» Texte proposé:
-=-=-=-=-

Entretien avec Christophe Laurens
Oula Al Chayb

L'entretien qui suit a été réalisé par écrit le 14 avril 2025. Christophe Laurens est architecte, paysagiste et enseignant. Membre fondateur et administrateur de l’Institut « Momentum », il s’engage depuis plusieurs années dans la réflexion autour des transitions écologiques et sociales. Il a exercé les métiers d’architecte et de paysagiste pendant plus de vingt ans, avant de cofonder le master « Alternatives urbaines » à Vitry-sur-Seine. Il est également l’auteur de Notre-Dame-des-Landes ou le métier de vivre, publié aux éditions Loco en 2018.

1. Formation et situation professionnelle

Oula Al Chayb1 : Pourriez-vous tout d’abord nous dire quelques mots sur votre formation et le type de structure (université, école, entreprise…) dans laquelle vous travaillez actuellement ?

Christophe Laurens : Je suis architecte, paysagiste et j'enseigne dans le master d'arts appliqués, mention design d'espace de Vitry/Seine intitulé « Alternatives urbaines ».

2. Rencontre avec les communs

O.AC : Notre présente enquête porte sur les communs et le design. Pour le design, les communs semblent surtout impliquer le partage de connaissances informatiques ou numériques — dans le cas de l’open design — et le partage de connaissances pratiques — dans le cas du design écosocial, par exemple. À quelle occasion vous êtes-vous intéressé à cette question des communs ? De quel type de commun s’agissait-il ?

C.L : Les occasions sont nombreuses puisque le conflit entre biens communs et intérêts privés, qui reste la source de ce sujet, est une très vieille question politique. Je ne saurais dater les premiers questionnements à ce propos, mais cela remonte probablement à l'enfance de manière immanente à l'éducation que j'ai reçue.

-=-=-=-=-

» Enregistrements:

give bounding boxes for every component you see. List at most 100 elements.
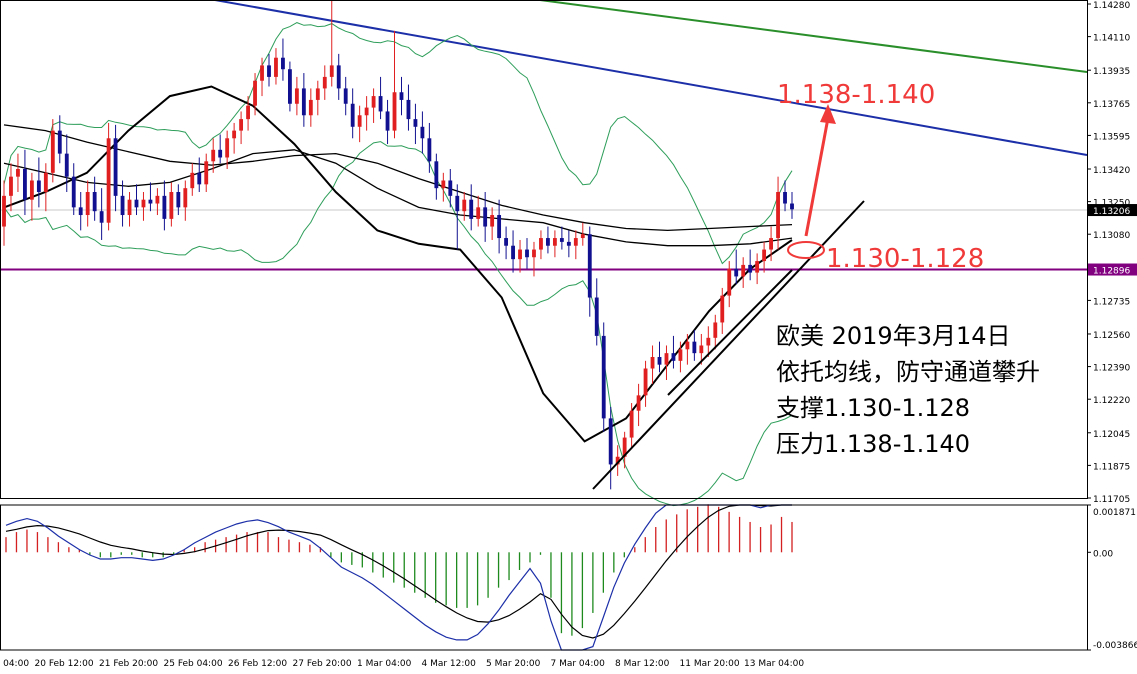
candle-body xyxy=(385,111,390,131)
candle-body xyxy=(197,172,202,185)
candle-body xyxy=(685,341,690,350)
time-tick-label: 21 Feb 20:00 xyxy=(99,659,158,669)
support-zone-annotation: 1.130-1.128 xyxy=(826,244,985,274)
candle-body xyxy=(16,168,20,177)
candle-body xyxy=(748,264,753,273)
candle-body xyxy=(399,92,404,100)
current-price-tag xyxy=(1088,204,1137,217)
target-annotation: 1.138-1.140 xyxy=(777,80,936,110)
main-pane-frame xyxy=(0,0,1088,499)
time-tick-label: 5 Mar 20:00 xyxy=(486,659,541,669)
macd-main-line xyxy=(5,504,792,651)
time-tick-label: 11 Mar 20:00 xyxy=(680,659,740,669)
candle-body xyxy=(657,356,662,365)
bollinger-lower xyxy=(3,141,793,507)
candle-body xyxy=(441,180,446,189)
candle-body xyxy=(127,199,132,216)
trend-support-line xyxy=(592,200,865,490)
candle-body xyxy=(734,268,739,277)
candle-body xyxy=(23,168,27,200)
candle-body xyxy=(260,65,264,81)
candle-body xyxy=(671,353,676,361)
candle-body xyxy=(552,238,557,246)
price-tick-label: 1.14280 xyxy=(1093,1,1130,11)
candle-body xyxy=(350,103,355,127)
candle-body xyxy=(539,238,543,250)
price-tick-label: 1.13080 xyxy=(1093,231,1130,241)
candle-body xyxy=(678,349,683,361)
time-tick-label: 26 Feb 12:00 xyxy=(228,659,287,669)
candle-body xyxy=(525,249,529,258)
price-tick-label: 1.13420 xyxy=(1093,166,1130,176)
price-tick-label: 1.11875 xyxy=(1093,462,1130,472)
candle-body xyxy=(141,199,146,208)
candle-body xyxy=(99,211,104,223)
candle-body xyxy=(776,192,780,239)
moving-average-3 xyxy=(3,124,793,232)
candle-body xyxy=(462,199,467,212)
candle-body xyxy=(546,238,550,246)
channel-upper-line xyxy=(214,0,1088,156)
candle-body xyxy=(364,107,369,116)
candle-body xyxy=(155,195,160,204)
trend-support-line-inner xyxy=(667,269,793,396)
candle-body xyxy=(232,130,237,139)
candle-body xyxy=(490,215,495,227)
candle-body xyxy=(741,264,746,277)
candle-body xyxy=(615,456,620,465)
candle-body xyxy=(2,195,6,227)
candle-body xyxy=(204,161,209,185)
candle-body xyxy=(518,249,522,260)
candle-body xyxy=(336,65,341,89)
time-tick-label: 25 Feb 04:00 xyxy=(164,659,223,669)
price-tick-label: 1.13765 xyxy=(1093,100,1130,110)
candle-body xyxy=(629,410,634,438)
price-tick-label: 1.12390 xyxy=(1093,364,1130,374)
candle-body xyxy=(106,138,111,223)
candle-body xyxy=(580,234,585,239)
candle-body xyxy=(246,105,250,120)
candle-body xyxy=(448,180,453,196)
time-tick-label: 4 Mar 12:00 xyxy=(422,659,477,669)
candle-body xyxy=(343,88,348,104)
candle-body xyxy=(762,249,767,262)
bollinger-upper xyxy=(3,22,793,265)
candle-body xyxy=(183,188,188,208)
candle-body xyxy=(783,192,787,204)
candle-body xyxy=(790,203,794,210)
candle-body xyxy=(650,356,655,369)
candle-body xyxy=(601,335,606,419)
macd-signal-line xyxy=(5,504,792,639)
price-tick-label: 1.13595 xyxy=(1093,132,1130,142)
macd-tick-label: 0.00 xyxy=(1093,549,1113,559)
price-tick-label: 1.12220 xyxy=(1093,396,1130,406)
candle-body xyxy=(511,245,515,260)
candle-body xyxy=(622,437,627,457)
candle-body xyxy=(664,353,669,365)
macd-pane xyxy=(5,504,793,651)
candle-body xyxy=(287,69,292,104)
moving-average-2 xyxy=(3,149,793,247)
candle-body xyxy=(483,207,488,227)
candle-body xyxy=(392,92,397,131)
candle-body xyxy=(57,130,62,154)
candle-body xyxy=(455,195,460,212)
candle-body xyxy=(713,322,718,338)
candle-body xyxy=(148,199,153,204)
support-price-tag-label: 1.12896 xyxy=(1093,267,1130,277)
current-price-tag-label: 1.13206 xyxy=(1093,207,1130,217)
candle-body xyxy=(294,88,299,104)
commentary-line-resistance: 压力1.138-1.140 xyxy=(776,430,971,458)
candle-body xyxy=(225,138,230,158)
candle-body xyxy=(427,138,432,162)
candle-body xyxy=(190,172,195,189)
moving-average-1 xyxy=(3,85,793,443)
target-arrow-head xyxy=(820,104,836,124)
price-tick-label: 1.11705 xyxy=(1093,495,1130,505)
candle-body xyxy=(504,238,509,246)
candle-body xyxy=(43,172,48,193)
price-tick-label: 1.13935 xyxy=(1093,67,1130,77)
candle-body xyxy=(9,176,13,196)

-=-=-=-=-

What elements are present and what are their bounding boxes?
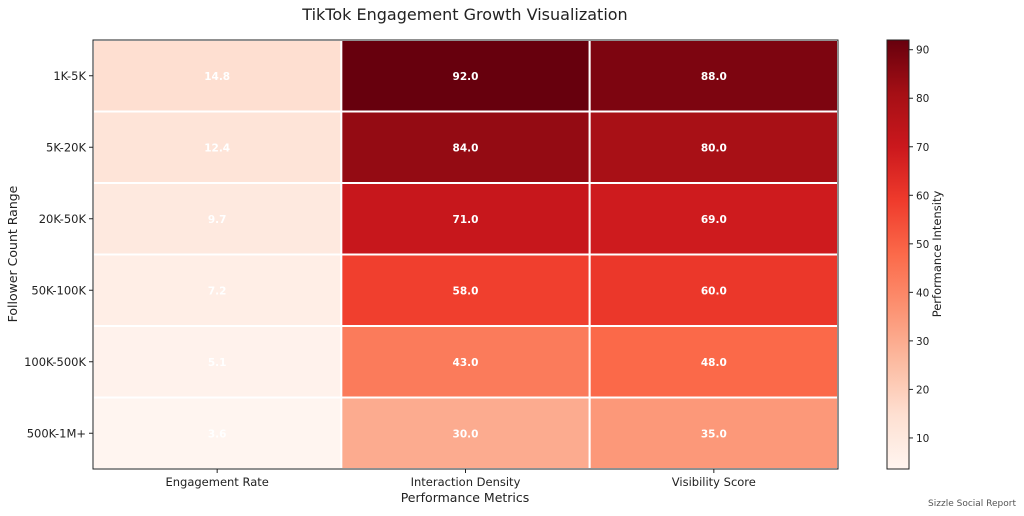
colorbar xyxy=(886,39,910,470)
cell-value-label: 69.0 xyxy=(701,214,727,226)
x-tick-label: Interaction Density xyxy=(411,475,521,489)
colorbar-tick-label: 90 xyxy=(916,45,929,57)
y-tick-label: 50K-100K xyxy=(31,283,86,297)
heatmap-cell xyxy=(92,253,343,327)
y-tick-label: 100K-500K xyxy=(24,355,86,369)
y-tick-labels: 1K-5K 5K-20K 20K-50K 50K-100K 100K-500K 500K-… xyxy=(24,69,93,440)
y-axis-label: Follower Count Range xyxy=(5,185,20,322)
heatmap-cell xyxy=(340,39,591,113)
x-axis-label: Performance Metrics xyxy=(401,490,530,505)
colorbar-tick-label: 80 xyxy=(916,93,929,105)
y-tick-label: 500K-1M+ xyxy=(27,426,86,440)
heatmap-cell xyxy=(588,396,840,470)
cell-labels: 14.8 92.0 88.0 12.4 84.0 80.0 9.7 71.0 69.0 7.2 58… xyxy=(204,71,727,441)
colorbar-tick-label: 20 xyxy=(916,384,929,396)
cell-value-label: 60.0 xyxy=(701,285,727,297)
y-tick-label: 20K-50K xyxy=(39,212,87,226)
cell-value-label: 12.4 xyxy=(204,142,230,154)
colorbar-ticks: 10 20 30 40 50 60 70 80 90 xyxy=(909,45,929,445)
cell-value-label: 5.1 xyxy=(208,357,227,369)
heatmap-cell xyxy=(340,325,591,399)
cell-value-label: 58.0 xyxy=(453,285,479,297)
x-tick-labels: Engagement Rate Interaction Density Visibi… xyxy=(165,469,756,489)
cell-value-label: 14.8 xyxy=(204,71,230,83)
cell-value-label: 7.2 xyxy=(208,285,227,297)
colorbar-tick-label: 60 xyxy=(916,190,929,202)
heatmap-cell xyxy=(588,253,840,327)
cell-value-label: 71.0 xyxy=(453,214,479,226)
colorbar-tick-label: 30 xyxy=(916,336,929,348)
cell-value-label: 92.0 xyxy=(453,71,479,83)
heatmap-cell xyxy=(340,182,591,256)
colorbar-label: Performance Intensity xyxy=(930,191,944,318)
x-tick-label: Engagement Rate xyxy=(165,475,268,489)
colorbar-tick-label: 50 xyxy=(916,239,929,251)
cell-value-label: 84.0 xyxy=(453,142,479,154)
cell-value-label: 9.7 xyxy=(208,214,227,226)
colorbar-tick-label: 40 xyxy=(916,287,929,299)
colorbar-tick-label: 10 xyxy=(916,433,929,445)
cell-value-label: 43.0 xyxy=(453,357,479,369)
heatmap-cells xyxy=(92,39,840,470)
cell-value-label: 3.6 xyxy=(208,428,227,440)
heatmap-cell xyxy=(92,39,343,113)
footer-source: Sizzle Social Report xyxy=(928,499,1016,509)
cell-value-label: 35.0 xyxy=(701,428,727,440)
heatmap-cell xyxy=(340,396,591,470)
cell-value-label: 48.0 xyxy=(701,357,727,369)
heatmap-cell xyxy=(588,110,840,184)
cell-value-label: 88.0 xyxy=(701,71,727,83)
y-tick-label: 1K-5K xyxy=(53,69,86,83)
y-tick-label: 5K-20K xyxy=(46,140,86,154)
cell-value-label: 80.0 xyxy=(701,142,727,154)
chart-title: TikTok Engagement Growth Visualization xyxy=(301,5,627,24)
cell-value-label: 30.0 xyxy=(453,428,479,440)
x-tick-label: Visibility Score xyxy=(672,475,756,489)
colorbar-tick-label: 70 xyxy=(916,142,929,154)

-=-=-=-=-

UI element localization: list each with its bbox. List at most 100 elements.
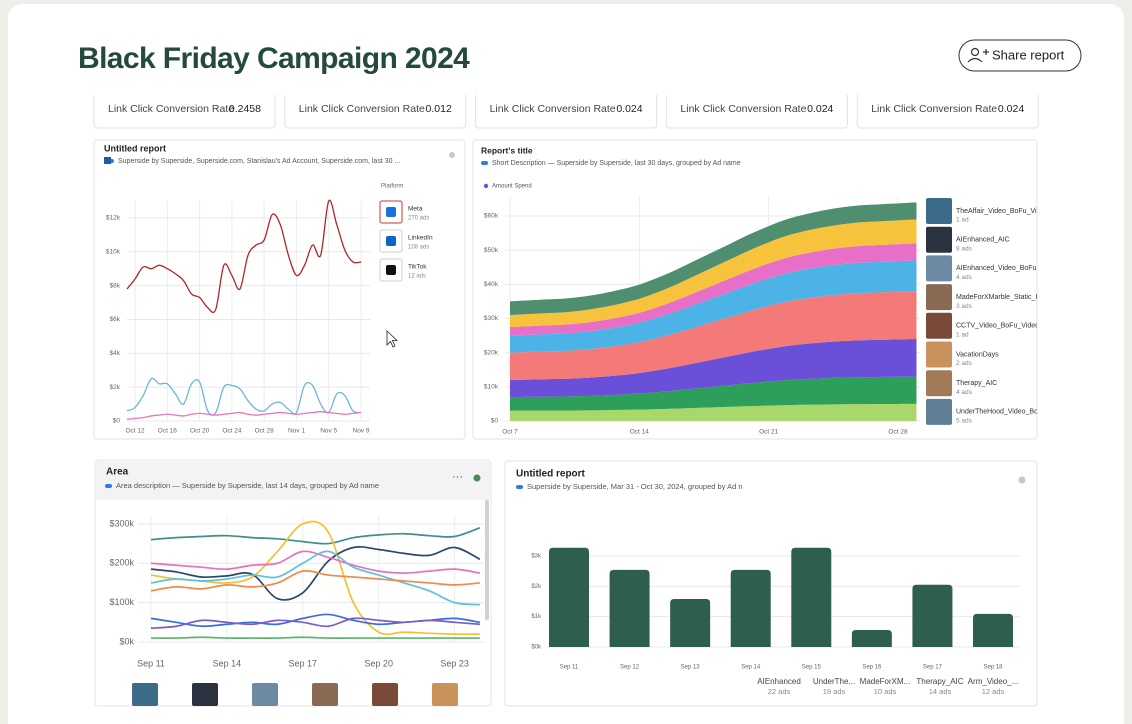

-=-=-=-=-

Rédigez la suite de l'entretien avec Christophe Laurens, en reprenant juste après la dernière phrase.

Sur le plan théorique l'une des occasions les plus saillantes reste bien sûr l'analyse de Hardin sur la « tragédie des communs », et puis en 2009, le prix Nobel d'économie d'Elinor Ostrom a considérablement poussé cette notion de communs sur la scène intellectuelle mondiale développant ainsi des recherches auxquelles je participais dans le cadre de publications sur l'écologie politique avec notamment la revue Entropia.

Les communs qui m'intéressaient étaient alors ceux qu'Elinor Ostrom a développés dans ses recherches, c'est-à-dire des communs politiques qui cherchaient à se construire et à se théoriser pour tenter de résister à la séparation de la sphère économique et de la sphère anthropologique qui conduit au démantèlement des communautés humaines. Vingt ans plus tard, force est de constater que c'est un immense échec collectif des pays industrialisés où la quasi-totalité de l'énergie humaine est utilisée à nourrir la concurrence entre individus.

3. Origine des communs

O.AL : L’élaboration d’un commun implique toujours un collectif et un partage de compétences et de savoir-faire, d’où notre idée que, à l’origine des communs, il y a un besoin insatisfait, voire une souffrance. Qu’est-ce qui, à votre avis, préside à l’avènement de communs en design ?

C.L : En design, comme en tout domaine, il me semble que ce qui nourrit l'avènement des communs est assez simplement un désir de faire des choses ensemble ; ce qui est presque une définition de ce que l'on appelle la culture. Et s'il y a souffrance, ou insatisfaction, elle est du côté de l'anthropologie et de ce mode de civilisation qu'est la modernité dans lequel nous sommes piégés aujourd'hui. Nous vivons dans les pays industrialisés dans des sociétés d'individus où chacun.e doit réinventer sa sociabilité chaque matin. Cette sortie de la communauté humaine, et plus largement encore, de la communauté terrestre, nous a laissé seul.es face à nos gadgets technologiques. La souffrance que vous évoquez est la conséquence immédiate de cette moderne solitude. Quand au XVIIe siècle Descartes fixe le programme philosophique de l'occident en disant « Je pense, donc je suis », c'est la déclaration d'un individu qui veut être maître de lui-même, mais c'est le programme d'un homme solitaire.

De ce point de vue, il serait intéressant de poser cette question à des designers sub-sahariens ou de tout autre région du monde où les communautés humaines résistent encore à l'explosion individualiste moderne.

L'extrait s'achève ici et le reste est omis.